Look below. Copy each line that has "name" in it.

◆ DATA LINES:
•••
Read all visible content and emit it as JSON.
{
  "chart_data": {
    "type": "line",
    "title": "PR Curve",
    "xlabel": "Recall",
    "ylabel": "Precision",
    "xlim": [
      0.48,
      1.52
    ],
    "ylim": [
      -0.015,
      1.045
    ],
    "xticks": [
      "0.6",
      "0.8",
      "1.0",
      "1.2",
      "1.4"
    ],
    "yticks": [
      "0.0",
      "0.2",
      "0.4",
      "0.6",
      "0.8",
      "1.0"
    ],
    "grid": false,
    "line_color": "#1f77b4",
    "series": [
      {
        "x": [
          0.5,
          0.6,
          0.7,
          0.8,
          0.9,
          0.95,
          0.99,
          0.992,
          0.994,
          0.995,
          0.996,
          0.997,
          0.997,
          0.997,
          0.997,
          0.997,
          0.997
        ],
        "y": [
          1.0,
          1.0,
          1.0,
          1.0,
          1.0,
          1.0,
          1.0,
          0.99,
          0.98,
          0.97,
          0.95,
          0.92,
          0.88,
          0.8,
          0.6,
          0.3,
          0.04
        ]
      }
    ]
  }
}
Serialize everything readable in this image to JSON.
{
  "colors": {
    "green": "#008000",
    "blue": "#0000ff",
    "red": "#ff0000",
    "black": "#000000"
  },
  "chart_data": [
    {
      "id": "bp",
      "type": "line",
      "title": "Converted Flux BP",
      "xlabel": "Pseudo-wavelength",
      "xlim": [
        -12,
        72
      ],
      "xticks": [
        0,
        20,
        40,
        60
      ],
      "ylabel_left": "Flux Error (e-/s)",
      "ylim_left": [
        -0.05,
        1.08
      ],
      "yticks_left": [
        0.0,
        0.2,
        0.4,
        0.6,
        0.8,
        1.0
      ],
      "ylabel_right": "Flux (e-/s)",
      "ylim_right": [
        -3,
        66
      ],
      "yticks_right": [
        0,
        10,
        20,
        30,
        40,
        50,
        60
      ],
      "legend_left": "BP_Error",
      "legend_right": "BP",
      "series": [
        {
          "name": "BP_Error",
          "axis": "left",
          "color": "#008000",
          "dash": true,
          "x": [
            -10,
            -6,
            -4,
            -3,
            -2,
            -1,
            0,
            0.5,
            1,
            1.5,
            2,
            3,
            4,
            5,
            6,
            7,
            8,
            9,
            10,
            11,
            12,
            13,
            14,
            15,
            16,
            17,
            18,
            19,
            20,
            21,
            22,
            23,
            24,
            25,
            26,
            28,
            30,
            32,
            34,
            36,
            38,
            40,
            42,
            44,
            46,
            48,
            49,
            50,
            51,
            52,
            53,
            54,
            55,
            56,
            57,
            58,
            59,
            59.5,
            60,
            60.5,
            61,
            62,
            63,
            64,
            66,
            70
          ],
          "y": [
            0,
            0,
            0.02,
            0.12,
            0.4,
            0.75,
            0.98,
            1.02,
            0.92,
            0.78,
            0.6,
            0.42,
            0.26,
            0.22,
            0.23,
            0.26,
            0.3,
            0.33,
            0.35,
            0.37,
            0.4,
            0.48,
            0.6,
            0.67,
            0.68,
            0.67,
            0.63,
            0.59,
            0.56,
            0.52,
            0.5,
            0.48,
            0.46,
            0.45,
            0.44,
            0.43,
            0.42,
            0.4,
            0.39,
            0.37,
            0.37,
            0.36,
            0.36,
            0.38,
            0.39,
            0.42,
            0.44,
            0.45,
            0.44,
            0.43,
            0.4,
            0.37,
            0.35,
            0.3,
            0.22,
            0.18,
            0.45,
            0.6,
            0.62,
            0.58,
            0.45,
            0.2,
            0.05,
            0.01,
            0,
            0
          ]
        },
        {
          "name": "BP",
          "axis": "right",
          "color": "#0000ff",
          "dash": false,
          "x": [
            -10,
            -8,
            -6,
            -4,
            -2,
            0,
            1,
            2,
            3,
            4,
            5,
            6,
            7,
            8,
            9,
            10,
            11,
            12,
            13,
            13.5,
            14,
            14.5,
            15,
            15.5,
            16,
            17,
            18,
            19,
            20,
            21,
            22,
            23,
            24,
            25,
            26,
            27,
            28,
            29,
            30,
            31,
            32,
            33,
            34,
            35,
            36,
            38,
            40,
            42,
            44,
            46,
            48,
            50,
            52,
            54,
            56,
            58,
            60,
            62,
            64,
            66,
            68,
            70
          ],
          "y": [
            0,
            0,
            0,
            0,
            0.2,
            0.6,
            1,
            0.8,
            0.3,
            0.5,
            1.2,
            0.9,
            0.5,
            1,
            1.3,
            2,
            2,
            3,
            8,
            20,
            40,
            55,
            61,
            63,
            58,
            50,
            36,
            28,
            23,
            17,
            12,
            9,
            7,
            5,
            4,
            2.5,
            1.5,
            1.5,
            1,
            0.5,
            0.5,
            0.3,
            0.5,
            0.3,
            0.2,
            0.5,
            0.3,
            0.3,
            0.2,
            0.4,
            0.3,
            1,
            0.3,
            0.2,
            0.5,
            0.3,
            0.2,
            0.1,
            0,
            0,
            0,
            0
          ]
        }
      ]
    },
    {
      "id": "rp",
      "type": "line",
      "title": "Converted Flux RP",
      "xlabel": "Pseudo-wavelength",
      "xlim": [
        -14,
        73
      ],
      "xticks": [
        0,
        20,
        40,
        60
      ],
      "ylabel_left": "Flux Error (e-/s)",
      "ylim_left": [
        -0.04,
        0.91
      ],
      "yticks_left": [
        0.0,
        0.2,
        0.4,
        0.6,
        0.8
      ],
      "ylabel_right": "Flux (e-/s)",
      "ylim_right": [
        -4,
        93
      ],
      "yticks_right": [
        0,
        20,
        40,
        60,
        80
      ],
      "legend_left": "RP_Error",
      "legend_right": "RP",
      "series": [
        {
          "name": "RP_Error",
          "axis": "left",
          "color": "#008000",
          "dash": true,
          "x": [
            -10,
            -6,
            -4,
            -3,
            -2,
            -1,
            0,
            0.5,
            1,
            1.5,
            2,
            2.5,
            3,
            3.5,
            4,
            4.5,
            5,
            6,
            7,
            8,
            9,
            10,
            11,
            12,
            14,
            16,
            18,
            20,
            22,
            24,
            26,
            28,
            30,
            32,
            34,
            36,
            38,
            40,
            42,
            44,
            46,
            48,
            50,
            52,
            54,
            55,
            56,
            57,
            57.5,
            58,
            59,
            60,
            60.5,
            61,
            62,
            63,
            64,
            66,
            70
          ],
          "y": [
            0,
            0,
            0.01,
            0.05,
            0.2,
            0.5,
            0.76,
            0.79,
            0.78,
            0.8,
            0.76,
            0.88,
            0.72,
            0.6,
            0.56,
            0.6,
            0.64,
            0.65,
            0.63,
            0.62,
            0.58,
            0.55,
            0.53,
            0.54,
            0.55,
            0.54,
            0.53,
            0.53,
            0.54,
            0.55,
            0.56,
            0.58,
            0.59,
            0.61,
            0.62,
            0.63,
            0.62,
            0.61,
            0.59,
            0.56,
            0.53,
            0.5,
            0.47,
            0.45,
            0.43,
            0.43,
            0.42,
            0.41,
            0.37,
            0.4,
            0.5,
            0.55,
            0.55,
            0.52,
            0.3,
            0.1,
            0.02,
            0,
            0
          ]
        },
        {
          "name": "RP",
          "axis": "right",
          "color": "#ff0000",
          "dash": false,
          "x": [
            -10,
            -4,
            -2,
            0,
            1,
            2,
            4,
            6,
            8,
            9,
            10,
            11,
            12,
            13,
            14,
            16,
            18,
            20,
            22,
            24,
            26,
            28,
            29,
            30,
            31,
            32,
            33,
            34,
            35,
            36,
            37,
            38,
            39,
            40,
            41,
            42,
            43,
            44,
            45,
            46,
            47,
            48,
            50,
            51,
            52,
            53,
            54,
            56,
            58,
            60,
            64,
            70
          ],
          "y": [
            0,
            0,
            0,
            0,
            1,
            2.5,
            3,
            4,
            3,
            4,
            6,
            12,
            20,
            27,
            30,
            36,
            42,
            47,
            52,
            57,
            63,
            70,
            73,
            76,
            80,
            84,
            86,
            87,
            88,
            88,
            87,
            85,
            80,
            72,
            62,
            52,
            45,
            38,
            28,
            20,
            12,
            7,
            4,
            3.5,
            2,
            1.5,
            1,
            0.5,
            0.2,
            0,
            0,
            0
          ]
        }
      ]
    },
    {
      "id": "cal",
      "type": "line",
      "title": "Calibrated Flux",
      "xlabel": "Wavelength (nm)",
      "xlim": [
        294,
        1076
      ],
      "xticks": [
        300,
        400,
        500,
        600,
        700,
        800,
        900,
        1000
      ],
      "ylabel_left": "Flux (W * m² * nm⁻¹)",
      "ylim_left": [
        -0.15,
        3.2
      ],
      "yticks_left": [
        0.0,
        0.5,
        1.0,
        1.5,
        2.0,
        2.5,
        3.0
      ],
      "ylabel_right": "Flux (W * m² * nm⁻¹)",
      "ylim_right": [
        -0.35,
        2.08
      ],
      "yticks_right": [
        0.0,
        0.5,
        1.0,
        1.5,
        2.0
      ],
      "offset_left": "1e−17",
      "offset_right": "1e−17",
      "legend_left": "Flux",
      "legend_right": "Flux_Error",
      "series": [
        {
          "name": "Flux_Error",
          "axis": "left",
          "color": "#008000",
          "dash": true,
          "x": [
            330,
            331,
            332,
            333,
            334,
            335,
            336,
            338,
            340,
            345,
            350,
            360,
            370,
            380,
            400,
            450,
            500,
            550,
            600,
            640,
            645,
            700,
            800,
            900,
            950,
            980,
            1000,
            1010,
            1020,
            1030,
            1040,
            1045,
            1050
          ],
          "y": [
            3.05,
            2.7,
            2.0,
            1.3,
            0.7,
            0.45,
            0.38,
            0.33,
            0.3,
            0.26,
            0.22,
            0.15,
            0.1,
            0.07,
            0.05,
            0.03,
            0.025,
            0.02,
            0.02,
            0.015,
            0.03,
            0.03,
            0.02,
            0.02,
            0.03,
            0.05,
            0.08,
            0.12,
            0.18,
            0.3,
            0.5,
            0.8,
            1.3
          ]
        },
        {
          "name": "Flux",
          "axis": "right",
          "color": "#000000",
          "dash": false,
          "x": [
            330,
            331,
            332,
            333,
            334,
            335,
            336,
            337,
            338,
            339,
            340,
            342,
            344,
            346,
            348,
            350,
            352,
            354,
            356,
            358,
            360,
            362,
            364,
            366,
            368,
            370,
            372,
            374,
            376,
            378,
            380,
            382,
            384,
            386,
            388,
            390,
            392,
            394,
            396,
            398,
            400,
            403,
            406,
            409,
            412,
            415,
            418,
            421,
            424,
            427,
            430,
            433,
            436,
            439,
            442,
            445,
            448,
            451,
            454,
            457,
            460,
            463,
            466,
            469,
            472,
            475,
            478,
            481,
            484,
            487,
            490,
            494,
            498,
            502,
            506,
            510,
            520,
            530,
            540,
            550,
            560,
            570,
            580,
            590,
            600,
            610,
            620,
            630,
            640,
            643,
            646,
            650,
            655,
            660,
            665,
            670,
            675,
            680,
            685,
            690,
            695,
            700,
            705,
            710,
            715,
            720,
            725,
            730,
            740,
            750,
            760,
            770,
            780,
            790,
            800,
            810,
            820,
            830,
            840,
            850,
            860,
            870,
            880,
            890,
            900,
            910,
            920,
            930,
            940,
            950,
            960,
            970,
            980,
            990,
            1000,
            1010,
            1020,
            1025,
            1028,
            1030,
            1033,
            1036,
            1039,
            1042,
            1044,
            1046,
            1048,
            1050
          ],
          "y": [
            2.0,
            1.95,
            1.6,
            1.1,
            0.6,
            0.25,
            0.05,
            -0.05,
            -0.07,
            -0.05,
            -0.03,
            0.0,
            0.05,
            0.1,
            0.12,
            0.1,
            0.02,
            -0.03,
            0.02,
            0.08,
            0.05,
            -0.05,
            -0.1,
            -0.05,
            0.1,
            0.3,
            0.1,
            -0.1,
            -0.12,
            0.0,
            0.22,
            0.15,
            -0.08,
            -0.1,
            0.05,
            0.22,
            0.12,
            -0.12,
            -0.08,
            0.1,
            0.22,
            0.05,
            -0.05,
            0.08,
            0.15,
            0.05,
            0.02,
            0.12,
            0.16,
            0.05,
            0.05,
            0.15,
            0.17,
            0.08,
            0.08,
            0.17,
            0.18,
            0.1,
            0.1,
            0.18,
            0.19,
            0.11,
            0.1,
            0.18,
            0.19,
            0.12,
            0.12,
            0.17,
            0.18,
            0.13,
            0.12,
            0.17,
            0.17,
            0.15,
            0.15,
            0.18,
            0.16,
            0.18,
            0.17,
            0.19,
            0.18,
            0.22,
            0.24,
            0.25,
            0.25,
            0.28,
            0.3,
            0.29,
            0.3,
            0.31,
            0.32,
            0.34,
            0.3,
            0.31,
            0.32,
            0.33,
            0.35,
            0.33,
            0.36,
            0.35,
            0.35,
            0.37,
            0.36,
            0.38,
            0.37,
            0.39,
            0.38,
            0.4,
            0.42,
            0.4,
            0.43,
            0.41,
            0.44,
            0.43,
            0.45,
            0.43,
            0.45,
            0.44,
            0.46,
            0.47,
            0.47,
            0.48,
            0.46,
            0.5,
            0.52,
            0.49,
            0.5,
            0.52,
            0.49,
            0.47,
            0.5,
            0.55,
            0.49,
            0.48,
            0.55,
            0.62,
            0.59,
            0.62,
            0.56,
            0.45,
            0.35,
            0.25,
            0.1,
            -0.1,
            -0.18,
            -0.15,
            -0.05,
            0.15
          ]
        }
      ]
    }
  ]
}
•••
◆ REPLY TO THE TASK:
          "name": "BP_Error",
          "name": "BP",
          "name": "RP_Error",
          "name": "RP",
          "name": "Flux_Error",
          "name": "Flux",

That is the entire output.